--- BEGIN ---

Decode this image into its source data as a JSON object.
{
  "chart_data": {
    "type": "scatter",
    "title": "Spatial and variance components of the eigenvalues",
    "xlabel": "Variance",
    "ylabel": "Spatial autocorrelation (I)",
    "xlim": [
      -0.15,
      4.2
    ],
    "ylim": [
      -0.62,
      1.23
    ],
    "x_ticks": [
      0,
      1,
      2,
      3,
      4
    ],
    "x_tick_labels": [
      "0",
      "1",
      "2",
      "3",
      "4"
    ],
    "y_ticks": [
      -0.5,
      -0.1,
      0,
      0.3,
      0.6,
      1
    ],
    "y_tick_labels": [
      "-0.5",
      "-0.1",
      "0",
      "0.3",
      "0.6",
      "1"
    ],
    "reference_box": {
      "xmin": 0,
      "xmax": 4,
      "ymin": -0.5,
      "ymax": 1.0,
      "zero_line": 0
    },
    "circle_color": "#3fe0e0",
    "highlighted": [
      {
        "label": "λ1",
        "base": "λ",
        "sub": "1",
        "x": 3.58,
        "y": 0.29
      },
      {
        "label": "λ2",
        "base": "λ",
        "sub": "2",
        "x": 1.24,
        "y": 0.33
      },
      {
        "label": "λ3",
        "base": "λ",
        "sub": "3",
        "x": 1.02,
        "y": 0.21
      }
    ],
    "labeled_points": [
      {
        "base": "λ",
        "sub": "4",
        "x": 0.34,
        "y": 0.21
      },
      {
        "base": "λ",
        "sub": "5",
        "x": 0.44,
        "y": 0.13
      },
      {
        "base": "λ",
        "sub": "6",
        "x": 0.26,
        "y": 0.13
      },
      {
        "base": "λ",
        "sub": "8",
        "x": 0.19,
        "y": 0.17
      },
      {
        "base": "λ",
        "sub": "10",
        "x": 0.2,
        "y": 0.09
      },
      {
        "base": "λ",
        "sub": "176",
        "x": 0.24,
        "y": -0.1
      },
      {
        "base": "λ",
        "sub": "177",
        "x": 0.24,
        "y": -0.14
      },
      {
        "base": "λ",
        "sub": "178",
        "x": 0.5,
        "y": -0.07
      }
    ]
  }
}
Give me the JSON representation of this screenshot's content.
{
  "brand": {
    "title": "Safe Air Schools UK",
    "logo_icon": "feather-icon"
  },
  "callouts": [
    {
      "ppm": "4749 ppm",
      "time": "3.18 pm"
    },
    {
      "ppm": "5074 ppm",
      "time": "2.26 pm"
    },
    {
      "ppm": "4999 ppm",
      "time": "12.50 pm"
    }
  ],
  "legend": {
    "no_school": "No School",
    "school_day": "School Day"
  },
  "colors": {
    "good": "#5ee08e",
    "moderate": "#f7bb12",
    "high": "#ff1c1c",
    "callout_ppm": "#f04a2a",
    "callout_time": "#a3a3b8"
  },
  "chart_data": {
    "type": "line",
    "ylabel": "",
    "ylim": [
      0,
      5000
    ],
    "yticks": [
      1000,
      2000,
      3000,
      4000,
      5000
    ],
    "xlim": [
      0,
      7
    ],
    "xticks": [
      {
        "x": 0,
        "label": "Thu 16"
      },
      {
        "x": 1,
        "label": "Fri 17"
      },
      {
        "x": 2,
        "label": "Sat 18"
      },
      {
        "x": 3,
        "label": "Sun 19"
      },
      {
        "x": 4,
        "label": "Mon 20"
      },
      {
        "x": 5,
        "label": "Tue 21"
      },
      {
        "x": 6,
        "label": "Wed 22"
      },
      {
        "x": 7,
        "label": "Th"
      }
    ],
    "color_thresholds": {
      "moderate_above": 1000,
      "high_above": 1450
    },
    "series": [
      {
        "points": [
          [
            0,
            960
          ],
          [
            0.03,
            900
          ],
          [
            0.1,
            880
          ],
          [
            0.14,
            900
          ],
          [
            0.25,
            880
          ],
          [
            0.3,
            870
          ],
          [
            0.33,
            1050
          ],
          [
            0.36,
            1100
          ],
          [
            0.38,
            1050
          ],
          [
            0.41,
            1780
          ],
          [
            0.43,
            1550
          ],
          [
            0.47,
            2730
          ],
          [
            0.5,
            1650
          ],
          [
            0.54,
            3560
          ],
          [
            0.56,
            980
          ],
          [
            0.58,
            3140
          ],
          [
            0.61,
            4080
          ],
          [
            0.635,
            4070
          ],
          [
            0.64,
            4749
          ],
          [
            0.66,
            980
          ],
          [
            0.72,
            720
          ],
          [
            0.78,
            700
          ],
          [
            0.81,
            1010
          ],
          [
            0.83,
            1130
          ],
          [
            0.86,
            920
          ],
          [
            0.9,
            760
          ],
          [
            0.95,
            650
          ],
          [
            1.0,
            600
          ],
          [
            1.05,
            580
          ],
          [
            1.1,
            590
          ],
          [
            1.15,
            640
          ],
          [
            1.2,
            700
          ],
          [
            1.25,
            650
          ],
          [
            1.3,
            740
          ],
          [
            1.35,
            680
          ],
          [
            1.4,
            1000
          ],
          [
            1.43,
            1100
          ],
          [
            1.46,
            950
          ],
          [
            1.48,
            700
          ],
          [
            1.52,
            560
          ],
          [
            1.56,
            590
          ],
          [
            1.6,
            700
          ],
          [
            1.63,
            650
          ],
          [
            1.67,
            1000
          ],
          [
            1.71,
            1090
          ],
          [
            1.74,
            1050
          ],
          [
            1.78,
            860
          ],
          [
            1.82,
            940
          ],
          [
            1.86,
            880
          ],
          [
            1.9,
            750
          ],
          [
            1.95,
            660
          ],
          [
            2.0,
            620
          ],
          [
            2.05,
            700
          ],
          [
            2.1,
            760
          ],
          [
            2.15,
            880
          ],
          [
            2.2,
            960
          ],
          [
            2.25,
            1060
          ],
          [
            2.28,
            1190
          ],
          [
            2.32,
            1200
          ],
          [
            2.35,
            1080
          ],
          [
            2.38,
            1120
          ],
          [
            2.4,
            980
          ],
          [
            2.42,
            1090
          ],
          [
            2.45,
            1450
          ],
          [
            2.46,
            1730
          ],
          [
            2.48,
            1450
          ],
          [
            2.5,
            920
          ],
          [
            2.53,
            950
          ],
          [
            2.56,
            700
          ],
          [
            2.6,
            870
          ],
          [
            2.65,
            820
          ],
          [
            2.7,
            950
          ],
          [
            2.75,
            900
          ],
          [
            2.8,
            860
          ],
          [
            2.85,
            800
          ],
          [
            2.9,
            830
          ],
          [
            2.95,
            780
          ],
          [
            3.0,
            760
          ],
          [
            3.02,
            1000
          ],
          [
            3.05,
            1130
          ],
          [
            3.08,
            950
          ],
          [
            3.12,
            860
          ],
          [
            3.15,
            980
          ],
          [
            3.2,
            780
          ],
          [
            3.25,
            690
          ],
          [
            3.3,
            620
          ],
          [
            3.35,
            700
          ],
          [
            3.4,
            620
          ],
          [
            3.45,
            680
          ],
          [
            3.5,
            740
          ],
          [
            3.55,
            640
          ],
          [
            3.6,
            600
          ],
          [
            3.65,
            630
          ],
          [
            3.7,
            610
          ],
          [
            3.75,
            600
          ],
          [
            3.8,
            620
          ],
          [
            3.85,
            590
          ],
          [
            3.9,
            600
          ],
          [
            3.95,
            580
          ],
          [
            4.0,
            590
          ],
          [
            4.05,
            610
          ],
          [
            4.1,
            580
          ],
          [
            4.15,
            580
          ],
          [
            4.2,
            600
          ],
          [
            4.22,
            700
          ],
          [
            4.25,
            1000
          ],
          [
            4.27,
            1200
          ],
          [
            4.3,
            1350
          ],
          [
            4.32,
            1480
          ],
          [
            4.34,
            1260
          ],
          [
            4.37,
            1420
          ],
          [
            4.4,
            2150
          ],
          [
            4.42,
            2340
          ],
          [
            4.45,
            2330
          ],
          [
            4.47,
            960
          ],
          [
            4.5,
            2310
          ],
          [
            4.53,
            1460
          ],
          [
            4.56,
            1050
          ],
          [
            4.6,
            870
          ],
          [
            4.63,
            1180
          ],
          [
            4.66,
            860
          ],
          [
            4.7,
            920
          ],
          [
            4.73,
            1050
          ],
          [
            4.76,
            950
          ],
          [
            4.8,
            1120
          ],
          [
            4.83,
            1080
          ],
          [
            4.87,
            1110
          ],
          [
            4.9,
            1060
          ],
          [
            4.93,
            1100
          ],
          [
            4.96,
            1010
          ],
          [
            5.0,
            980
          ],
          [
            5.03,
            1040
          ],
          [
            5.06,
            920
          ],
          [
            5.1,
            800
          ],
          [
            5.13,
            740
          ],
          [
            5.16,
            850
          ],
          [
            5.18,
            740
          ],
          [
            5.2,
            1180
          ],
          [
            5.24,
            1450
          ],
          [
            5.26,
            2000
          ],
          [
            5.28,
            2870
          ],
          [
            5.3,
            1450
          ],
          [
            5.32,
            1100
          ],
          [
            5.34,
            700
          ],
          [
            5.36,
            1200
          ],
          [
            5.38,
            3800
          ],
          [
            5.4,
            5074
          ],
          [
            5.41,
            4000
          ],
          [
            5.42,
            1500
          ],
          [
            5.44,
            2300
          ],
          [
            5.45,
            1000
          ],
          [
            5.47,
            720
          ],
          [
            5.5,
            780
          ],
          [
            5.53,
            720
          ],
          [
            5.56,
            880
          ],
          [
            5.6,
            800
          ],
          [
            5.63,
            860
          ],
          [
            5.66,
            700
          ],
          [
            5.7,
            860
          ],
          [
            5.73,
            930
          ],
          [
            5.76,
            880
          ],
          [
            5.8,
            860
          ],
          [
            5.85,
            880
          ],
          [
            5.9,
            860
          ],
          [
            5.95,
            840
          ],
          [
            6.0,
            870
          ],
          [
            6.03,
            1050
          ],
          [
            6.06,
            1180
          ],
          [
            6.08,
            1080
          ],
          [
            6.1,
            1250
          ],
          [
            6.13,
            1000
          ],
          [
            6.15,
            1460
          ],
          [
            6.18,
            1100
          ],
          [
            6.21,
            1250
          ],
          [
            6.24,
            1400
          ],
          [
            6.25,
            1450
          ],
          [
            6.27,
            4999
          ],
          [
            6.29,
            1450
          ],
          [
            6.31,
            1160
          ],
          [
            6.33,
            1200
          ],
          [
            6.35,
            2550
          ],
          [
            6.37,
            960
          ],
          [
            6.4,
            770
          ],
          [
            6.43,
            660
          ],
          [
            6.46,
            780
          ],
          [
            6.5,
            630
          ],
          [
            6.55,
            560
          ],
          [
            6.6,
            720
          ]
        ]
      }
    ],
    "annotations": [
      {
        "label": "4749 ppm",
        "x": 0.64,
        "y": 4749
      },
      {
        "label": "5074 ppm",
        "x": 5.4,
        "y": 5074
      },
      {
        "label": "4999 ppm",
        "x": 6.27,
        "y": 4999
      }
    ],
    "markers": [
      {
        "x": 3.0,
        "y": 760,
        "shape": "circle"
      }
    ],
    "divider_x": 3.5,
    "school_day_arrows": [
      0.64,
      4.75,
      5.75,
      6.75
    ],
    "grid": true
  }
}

--- END ---

## [Exercise details]
Give only the number of lines in the data that hold the word "this".

## [Task response]
2